━━━━━ Data section
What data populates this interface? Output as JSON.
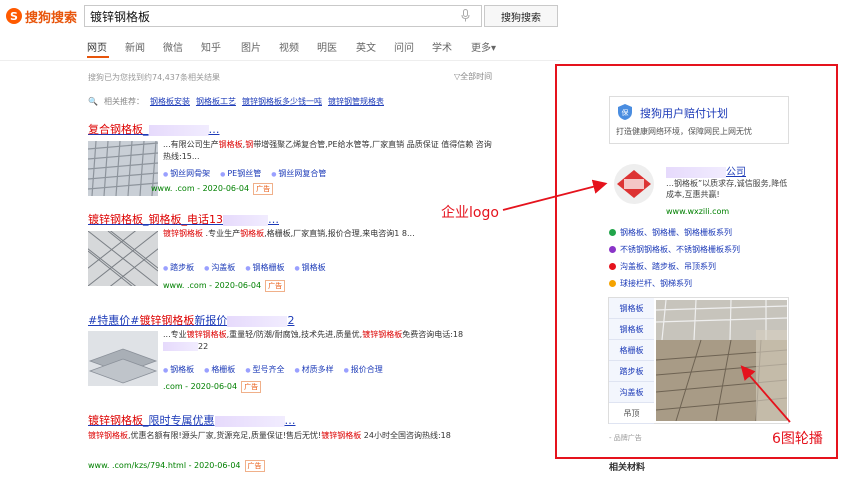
{
  "brand": {
    "name": "搜狗搜索"
  },
  "search": {
    "query": "镀锌钢格板",
    "button": "搜狗搜索"
  },
  "tabs": [
    "网页",
    "新闻",
    "微信",
    "知乎",
    "图片",
    "视频",
    "明医",
    "英文",
    "问问",
    "学术",
    "更多▾"
  ],
  "stat": "搜狗已为您找到约74,437条相关结果",
  "all_time": "全部时间",
  "related": {
    "label": "相关推荐：",
    "items": [
      "钢格板安装",
      "钢格板工艺",
      "镀锌钢格板多少钱一吨",
      "镀锌钢管规格表"
    ]
  },
  "results": [
    {
      "title_parts": [
        "复合钢格板",
        "_",
        "…"
      ],
      "snippet": [
        "...有限公司生产",
        "钢格板",
        ",",
        "钢",
        "带增强聚乙烯复合管,PE给水管等,厂家直销 品质保证 值得信赖 咨询热线:15..."
      ],
      "subs": [
        "钢丝网骨架",
        "PE钢丝管",
        "钢丝网复合管"
      ],
      "url": "www.              .com - 2020-06-04",
      "ad": "广告"
    },
    {
      "title_parts": [
        "镀锌钢格板",
        "_",
        "钢格板_电话13",
        "…"
      ],
      "snippet": [
        "镀锌钢格板",
        " .专业生产",
        "钢格板",
        ",格栅板,厂家直销,报价合理,来电咨询1 8..."
      ],
      "subs": [
        "踏步板",
        "沟盖板",
        "钢格栅板",
        "钢格板"
      ],
      "url": "www.             .com - 2020-06-04",
      "ad": "广告"
    },
    {
      "title_parts": [
        "#特惠价#",
        "镀锌钢格板",
        "新报价",
        "…",
        "2"
      ],
      "snippet": [
        "...专业",
        "镀锌钢格板",
        ",重量轻/防潮/耐腐蚀,技术先进,质量优,",
        "镀锌钢格板",
        "免费咨询电话:18",
        "22"
      ],
      "subs": [
        "钢格板",
        "格栅板",
        "型号齐全",
        "材质多样",
        "报价合理"
      ],
      "url": "              .com - 2020-06-04",
      "ad": "广告"
    },
    {
      "title_parts": [
        "镀锌钢格板",
        "_限时专属优惠",
        "…"
      ],
      "snippet": [
        "镀锌钢格板",
        ",优惠名额有限!源头厂家,货源充足,质量保证!售后无忧!",
        "镀锌钢格板",
        " 24小时全国咨询热线:18"
      ],
      "subs": [],
      "url": "www.           .com/kzs/794.html - 2020-06-04",
      "ad": "广告"
    }
  ],
  "side": {
    "promo_title": "搜狗用户赔付计划",
    "promo_desc": "打造健康网络环境，保障网民上网无忧",
    "company_name_suffix": "公司",
    "company_desc": "…钢格板”以质求存,诚信服务,降低成本,互惠共赢!",
    "company_url": "www.wxzili.com",
    "categories": [
      {
        "text": "钢格板、钢格栅、钢格栅板系列",
        "color": "#21a44a"
      },
      {
        "text": "不锈钢钢格板、不锈钢格栅板系列",
        "color": "#8a35c8"
      },
      {
        "text": "沟盖板、踏步板、吊顶系列",
        "color": "#e5131d"
      },
      {
        "text": "球接栏杆、钢梯系列",
        "color": "#f5a300"
      }
    ],
    "carousel_tabs": [
      "钢格板",
      "钢格板",
      "格栅板",
      "踏步板",
      "沟盖板",
      "吊顶"
    ],
    "brand_ad": "- 品牌广告",
    "related_title": "相关材料"
  },
  "annotations": {
    "logo": "企业logo",
    "carousel": "6图轮播"
  },
  "colors": {
    "accent": "#e8550b",
    "link": "#1d3bb8",
    "annotation": "#e5131d",
    "url": "#008000"
  }
}
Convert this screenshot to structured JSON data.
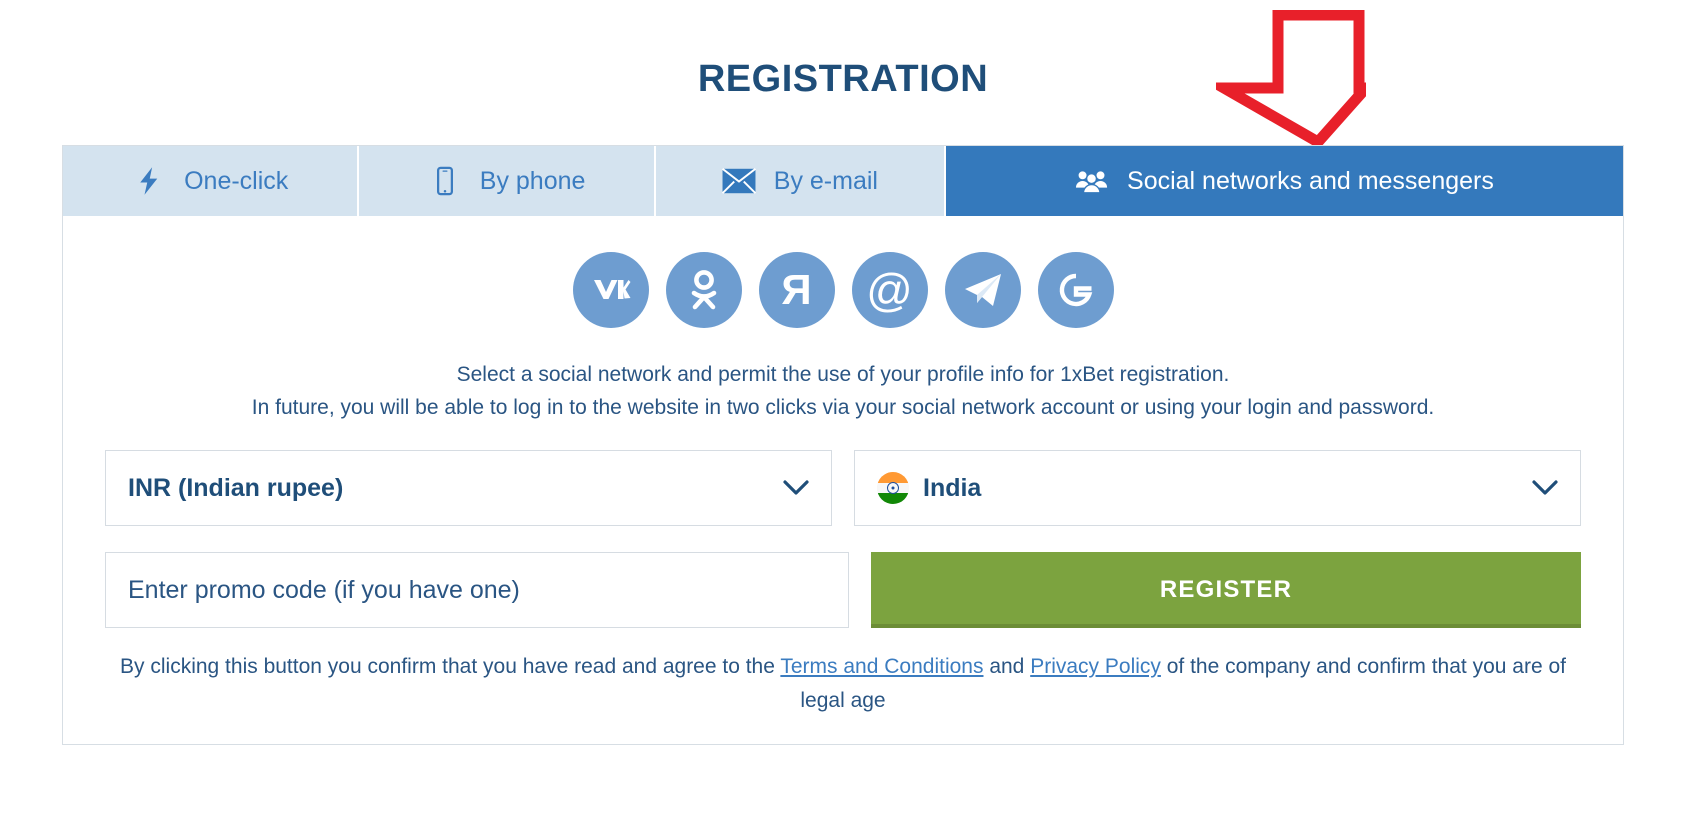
{
  "page": {
    "title": "REGISTRATION"
  },
  "annotation": {
    "arrow": "down-arrow-annotation",
    "color": "#e8202a"
  },
  "tabs": [
    {
      "id": "one-click",
      "label": "One-click",
      "icon": "lightning-bolt-icon",
      "active": false
    },
    {
      "id": "by-phone",
      "label": "By phone",
      "icon": "mobile-phone-icon",
      "active": false
    },
    {
      "id": "by-email",
      "label": "By e-mail",
      "icon": "envelope-icon",
      "active": false
    },
    {
      "id": "social-networks",
      "label": "Social networks and messengers",
      "icon": "people-group-icon",
      "active": true
    }
  ],
  "social_networks": [
    {
      "id": "vk",
      "name": "vk-icon",
      "glyph": "VK"
    },
    {
      "id": "odnoklassniki",
      "name": "odnoklassniki-icon",
      "glyph": ""
    },
    {
      "id": "yandex",
      "name": "yandex-icon",
      "glyph": "Я"
    },
    {
      "id": "mailru",
      "name": "mailru-icon",
      "glyph": "@"
    },
    {
      "id": "telegram",
      "name": "telegram-icon",
      "glyph": ""
    },
    {
      "id": "google",
      "name": "google-icon",
      "glyph": "G"
    }
  ],
  "description": {
    "line1": "Select a social network and permit the use of your profile info for 1xBet registration.",
    "line2": "In future, you will be able to log in to the website in two clicks via your social network account or using your login and password."
  },
  "form": {
    "currency": {
      "label": "currency-select",
      "value": "INR (Indian rupee)"
    },
    "country": {
      "label": "country-select",
      "value": "India",
      "flag": "india-flag-icon"
    },
    "promo": {
      "placeholder": "Enter promo code (if you have one)",
      "value": ""
    },
    "register_label": "REGISTER"
  },
  "terms": {
    "prefix": "By clicking this button you confirm that you have read and agree to the ",
    "link1": "Terms and Conditions",
    "middle": " and ",
    "link2": "Privacy Policy",
    "suffix": " of the company and confirm that you are of legal age"
  },
  "colors": {
    "title": "#1f4e79",
    "tab_active_bg": "#3479bc",
    "tab_bg": "#d4e3ef",
    "social_circle": "#6e9dd0",
    "register_bg": "#7ca33f",
    "arrow": "#e8202a",
    "link": "#3b7cc0"
  }
}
━━━━━━━━━━
Go through the listing above and write it out again exactly, dropping the pictures.

§ **Answer**
What data populates this interface? Output as JSON.
{
  "brand": {
    "name": "搜狗搜索"
  },
  "search": {
    "query": "镀锌钢格板",
    "button": "搜狗搜索"
  },
  "tabs": [
    "网页",
    "新闻",
    "微信",
    "知乎",
    "图片",
    "视频",
    "明医",
    "英文",
    "问问",
    "学术",
    "更多▾"
  ],
  "stat": "搜狗已为您找到约74,437条相关结果",
  "all_time": "全部时间",
  "related": {
    "label": "相关推荐：",
    "items": [
      "钢格板安装",
      "钢格板工艺",
      "镀锌钢格板多少钱一吨",
      "镀锌钢管规格表"
    ]
  },
  "results": [
    {
      "title_parts": [
        "复合钢格板",
        "_",
        "…"
      ],
      "snippet": [
        "...有限公司生产",
        "钢格板",
        ",",
        "钢",
        "带增强聚乙烯复合管,PE给水管等,厂家直销 品质保证 值得信赖 咨询热线:15..."
      ],
      "subs": [
        "钢丝网骨架",
        "PE钢丝管",
        "钢丝网复合管"
      ],
      "url": "www.              .com - 2020-06-04",
      "ad": "广告"
    },
    {
      "title_parts": [
        "镀锌钢格板",
        "_",
        "钢格板_电话13",
        "…"
      ],
      "snippet": [
        "镀锌钢格板",
        " .专业生产",
        "钢格板",
        ",格栅板,厂家直销,报价合理,来电咨询1 8..."
      ],
      "subs": [
        "踏步板",
        "沟盖板",
        "钢格栅板",
        "钢格板"
      ],
      "url": "www.             .com - 2020-06-04",
      "ad": "广告"
    },
    {
      "title_parts": [
        "#特惠价#",
        "镀锌钢格板",
        "新报价",
        "…",
        "2"
      ],
      "snippet": [
        "...专业",
        "镀锌钢格板",
        ",重量轻/防潮/耐腐蚀,技术先进,质量优,",
        "镀锌钢格板",
        "免费咨询电话:18",
        "22"
      ],
      "subs": [
        "钢格板",
        "格栅板",
        "型号齐全",
        "材质多样",
        "报价合理"
      ],
      "url": "              .com - 2020-06-04",
      "ad": "广告"
    },
    {
      "title_parts": [
        "镀锌钢格板",
        "_限时专属优惠",
        "…"
      ],
      "snippet": [
        "镀锌钢格板",
        ",优惠名额有限!源头厂家,货源充足,质量保证!售后无忧!",
        "镀锌钢格板",
        " 24小时全国咨询热线:18"
      ],
      "subs": [],
      "url": "www.           .com/kzs/794.html - 2020-06-04",
      "ad": "广告"
    }
  ],
  "side": {
    "promo_title": "搜狗用户赔付计划",
    "promo_desc": "打造健康网络环境，保障网民上网无忧",
    "company_name_suffix": "公司",
    "company_desc": "…钢格板”以质求存,诚信服务,降低成本,互惠共赢!",
    "company_url": "www.wxzili.com",
    "categories": [
      {
        "text": "钢格板、钢格栅、钢格栅板系列",
        "color": "#21a44a"
      },
      {
        "text": "不锈钢钢格板、不锈钢格栅板系列",
        "color": "#8a35c8"
      },
      {
        "text": "沟盖板、踏步板、吊顶系列",
        "color": "#e5131d"
      },
      {
        "text": "球接栏杆、钢梯系列",
        "color": "#f5a300"
      }
    ],
    "carousel_tabs": [
      "钢格板",
      "钢格板",
      "格栅板",
      "踏步板",
      "沟盖板",
      "吊顶"
    ],
    "brand_ad": "- 品牌广告",
    "related_title": "相关材料"
  },
  "annotations": {
    "logo": "企业logo",
    "carousel": "6图轮播"
  },
  "colors": {
    "accent": "#e8550b",
    "link": "#1d3bb8",
    "annotation": "#e5131d",
    "url": "#008000"
  }
}
Convert this screenshot to structured JSON data.
{
  "page": {
    "title": "REGISTRATION"
  },
  "annotation": {
    "arrow": "down-arrow-annotation",
    "color": "#e8202a"
  },
  "tabs": [
    {
      "id": "one-click",
      "label": "One-click",
      "icon": "lightning-bolt-icon",
      "active": false
    },
    {
      "id": "by-phone",
      "label": "By phone",
      "icon": "mobile-phone-icon",
      "active": false
    },
    {
      "id": "by-email",
      "label": "By e-mail",
      "icon": "envelope-icon",
      "active": false
    },
    {
      "id": "social-networks",
      "label": "Social networks and messengers",
      "icon": "people-group-icon",
      "active": true
    }
  ],
  "social_networks": [
    {
      "id": "vk",
      "name": "vk-icon",
      "glyph": "VK"
    },
    {
      "id": "odnoklassniki",
      "name": "odnoklassniki-icon",
      "glyph": ""
    },
    {
      "id": "yandex",
      "name": "yandex-icon",
      "glyph": "Я"
    },
    {
      "id": "mailru",
      "name": "mailru-icon",
      "glyph": "@"
    },
    {
      "id": "telegram",
      "name": "telegram-icon",
      "glyph": ""
    },
    {
      "id": "google",
      "name": "google-icon",
      "glyph": "G"
    }
  ],
  "description": {
    "line1": "Select a social network and permit the use of your profile info for 1xBet registration.",
    "line2": "In future, you will be able to log in to the website in two clicks via your social network account or using your login and password."
  },
  "form": {
    "currency": {
      "label": "currency-select",
      "value": "INR (Indian rupee)"
    },
    "country": {
      "label": "country-select",
      "value": "India",
      "flag": "india-flag-icon"
    },
    "promo": {
      "placeholder": "Enter promo code (if you have one)",
      "value": ""
    },
    "register_label": "REGISTER"
  },
  "terms": {
    "prefix": "By clicking this button you confirm that you have read and agree to the ",
    "link1": "Terms and Conditions",
    "middle": " and ",
    "link2": "Privacy Policy",
    "suffix": " of the company and confirm that you are of legal age"
  },
  "colors": {
    "title": "#1f4e79",
    "tab_active_bg": "#3479bc",
    "tab_bg": "#d4e3ef",
    "social_circle": "#6e9dd0",
    "register_bg": "#7ca33f",
    "arrow": "#e8202a",
    "link": "#3b7cc0"
  }
}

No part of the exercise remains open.